===== Data for the task
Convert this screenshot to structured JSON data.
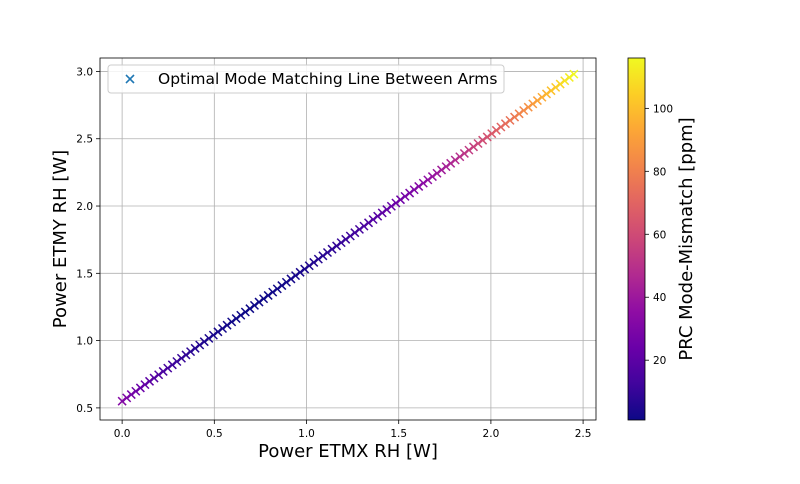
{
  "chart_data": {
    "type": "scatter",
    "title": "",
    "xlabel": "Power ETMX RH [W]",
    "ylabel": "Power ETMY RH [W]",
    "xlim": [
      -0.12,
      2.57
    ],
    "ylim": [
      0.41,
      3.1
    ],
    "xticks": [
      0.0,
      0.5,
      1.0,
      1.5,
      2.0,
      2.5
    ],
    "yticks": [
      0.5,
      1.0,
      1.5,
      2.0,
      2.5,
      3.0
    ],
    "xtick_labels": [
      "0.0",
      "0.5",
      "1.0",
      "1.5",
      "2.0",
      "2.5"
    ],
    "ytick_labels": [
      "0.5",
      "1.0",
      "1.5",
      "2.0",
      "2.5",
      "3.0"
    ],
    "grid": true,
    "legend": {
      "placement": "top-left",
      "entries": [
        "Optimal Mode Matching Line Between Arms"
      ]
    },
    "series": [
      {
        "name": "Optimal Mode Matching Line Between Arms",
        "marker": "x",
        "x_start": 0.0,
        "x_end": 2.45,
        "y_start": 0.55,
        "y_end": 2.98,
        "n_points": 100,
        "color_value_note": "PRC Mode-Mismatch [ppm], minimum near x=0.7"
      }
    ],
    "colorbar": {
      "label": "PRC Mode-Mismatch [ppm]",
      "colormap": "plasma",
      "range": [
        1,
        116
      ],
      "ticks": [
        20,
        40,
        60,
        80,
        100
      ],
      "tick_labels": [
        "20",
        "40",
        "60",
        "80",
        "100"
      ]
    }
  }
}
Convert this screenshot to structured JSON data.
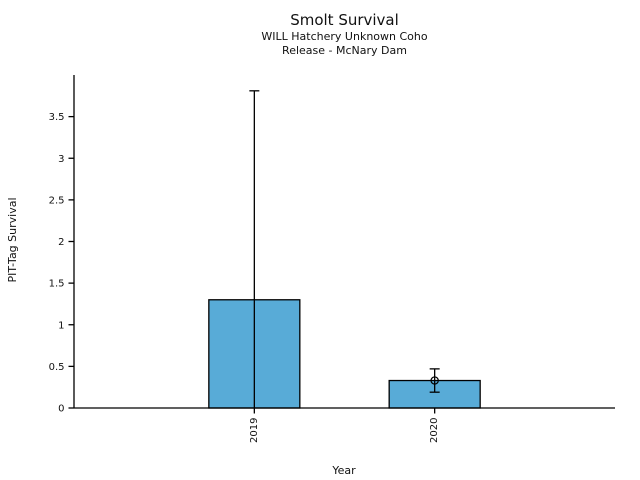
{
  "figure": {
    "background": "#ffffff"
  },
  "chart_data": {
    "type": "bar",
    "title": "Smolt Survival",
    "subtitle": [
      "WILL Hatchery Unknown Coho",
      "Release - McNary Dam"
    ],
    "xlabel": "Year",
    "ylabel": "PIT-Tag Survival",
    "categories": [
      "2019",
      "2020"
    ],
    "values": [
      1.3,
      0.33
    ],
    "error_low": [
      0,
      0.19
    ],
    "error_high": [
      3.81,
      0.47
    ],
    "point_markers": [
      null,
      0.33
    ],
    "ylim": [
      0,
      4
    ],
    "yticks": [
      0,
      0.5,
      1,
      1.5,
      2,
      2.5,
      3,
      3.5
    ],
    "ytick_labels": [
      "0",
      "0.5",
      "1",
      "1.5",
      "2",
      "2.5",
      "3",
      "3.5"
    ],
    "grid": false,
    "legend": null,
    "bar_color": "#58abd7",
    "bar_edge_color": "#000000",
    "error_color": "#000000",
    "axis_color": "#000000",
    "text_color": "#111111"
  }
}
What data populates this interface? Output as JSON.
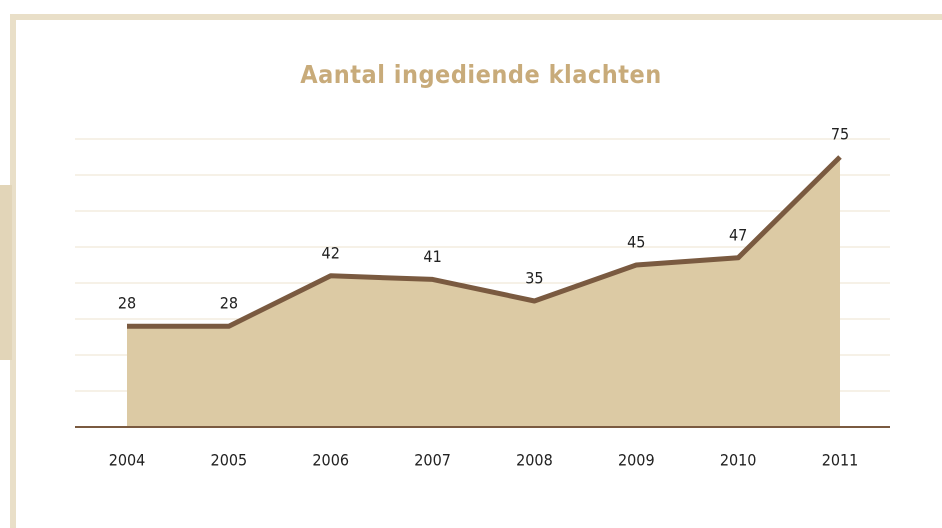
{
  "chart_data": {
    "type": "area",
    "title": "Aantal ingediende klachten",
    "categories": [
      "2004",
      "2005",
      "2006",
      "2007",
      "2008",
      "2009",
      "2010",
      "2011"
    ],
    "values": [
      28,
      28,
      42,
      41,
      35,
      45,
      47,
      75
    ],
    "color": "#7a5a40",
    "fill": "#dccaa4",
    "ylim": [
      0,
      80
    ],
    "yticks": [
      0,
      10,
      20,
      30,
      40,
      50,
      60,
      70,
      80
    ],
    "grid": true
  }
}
==========
### Work instructions
Going through the entries above line by line, work out how many lines include the word "Matching". Only the number is required.

### Response to this exercise
2